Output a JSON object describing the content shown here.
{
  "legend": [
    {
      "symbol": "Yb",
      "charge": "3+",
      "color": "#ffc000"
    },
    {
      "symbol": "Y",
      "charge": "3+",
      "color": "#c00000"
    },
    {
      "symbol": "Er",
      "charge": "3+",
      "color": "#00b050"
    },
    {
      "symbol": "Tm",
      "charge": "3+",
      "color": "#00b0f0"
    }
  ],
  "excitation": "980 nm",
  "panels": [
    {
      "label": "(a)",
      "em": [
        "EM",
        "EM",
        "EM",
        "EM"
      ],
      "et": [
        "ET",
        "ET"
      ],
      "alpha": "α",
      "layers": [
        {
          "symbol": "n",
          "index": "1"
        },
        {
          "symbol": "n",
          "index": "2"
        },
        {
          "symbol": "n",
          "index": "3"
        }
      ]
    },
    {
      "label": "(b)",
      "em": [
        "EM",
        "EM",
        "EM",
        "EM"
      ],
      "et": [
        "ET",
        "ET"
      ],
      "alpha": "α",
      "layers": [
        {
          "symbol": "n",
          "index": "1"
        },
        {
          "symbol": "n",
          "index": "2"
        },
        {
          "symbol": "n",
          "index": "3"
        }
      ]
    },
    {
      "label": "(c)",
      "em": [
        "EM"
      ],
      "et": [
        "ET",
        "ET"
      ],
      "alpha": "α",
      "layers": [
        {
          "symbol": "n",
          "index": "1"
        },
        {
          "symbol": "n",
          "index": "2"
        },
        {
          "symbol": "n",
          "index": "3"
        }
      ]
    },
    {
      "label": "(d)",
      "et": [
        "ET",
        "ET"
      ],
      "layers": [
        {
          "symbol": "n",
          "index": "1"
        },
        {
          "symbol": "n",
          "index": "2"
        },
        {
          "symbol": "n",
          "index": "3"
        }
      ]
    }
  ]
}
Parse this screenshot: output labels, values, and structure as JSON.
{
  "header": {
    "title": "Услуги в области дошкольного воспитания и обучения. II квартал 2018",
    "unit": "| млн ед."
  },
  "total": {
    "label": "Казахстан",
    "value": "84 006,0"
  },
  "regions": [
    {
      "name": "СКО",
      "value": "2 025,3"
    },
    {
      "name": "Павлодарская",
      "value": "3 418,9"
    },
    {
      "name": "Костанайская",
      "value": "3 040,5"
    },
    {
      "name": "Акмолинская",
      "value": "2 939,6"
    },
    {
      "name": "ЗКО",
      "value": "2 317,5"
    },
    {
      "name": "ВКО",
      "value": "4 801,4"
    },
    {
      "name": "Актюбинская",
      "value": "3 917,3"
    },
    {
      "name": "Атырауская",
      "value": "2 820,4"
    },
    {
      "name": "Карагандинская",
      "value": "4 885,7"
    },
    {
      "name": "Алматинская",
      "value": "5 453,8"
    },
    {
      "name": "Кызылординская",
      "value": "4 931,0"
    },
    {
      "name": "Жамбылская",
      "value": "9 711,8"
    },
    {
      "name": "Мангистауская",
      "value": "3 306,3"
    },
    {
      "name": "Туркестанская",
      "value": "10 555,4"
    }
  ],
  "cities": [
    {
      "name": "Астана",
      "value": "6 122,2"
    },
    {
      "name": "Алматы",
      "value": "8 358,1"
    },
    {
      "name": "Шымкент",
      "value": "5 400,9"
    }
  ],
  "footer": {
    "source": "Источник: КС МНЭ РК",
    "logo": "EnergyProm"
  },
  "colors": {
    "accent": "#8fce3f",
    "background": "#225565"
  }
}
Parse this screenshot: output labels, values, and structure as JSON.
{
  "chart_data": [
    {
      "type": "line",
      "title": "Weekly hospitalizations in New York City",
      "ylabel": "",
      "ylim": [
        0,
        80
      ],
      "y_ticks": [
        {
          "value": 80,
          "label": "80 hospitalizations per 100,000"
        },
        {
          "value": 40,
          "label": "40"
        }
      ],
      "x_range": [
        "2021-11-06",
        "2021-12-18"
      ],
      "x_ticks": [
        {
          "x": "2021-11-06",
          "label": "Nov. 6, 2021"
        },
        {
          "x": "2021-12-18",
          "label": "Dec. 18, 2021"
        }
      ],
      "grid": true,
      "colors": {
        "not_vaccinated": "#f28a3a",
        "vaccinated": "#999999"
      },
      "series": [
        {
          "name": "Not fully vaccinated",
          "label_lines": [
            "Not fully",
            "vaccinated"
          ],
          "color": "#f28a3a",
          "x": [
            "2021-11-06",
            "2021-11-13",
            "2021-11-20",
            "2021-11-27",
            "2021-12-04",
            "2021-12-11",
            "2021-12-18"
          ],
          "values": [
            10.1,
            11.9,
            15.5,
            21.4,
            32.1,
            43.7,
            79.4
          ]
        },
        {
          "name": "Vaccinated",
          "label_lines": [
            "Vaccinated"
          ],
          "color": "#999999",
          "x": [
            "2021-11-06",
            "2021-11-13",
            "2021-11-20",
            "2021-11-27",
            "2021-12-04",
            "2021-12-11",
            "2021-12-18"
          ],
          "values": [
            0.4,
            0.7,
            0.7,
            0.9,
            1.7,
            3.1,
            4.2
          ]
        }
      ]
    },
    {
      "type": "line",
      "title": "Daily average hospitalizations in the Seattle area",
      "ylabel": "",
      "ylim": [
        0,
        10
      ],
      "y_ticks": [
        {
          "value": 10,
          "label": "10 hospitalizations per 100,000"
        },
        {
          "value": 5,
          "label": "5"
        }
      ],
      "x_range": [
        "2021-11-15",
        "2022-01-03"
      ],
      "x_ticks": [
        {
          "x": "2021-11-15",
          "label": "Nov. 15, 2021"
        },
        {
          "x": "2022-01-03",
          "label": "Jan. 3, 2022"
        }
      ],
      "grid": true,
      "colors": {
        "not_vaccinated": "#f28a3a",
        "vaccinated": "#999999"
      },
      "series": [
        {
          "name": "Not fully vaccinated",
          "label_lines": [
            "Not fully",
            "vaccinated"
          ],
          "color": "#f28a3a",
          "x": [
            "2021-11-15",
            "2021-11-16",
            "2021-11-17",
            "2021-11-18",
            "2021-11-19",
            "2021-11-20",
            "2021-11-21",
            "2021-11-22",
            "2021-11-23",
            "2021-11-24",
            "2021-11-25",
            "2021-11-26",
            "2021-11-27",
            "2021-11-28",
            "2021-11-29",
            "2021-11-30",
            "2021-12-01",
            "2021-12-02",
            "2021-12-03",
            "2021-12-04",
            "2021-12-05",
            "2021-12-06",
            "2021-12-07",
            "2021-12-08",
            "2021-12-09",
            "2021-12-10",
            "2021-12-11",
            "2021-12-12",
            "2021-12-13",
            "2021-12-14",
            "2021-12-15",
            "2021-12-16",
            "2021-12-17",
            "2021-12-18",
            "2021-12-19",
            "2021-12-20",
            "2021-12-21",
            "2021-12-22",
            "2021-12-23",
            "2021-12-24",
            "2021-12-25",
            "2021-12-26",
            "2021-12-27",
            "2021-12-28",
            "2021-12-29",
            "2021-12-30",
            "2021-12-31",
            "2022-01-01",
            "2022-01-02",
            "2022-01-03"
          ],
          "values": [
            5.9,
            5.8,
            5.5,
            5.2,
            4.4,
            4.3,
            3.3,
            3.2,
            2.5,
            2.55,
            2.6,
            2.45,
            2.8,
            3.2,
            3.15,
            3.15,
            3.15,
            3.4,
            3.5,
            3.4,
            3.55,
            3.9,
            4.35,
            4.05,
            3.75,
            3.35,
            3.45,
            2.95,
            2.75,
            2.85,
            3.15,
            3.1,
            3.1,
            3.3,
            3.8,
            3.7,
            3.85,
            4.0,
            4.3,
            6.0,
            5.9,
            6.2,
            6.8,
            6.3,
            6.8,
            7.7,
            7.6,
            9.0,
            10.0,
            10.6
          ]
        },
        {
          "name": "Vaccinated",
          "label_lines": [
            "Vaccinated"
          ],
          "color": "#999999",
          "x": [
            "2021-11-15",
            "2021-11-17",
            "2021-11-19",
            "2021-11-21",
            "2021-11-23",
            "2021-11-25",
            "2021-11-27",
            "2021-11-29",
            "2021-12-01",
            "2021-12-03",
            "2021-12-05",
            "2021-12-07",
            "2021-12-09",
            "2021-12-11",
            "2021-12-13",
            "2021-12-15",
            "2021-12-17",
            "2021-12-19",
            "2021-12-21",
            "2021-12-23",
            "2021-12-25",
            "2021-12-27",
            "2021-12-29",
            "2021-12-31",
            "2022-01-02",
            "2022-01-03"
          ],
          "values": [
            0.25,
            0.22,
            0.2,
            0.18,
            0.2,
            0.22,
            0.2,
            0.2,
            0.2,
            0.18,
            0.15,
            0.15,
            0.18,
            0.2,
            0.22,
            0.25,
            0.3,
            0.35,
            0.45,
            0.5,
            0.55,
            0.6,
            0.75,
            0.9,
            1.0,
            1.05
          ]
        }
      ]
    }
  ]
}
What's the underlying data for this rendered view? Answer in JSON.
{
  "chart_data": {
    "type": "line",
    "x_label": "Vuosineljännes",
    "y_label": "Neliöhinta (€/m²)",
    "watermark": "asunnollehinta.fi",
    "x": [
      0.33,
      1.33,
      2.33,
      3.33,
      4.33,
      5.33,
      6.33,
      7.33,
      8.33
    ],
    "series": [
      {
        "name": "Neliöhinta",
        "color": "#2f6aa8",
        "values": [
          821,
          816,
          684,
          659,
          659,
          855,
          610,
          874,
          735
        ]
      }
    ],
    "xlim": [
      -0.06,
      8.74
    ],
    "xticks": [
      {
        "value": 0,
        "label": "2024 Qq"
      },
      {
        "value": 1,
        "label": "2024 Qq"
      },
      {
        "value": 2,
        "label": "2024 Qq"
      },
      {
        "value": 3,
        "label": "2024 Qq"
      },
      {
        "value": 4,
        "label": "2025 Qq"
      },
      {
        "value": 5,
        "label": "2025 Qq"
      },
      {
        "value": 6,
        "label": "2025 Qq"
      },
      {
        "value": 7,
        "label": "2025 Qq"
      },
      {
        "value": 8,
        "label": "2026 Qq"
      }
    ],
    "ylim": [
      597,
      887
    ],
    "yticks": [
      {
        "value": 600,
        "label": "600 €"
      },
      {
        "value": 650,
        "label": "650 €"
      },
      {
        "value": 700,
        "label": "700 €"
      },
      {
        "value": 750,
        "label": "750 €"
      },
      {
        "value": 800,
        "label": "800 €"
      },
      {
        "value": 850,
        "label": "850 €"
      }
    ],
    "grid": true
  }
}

-=-=-=-=-

### Short task
Gather from the entries above all lines that include the string "hospitalizations".

### Task response
      "title": "Weekly hospitalizations in New York City",
          "label": "80 hospitalizations per 100,000"
      "title": "Daily average hospitalizations in the Seattle area",
          "label": "10 hospitalizations per 100,000"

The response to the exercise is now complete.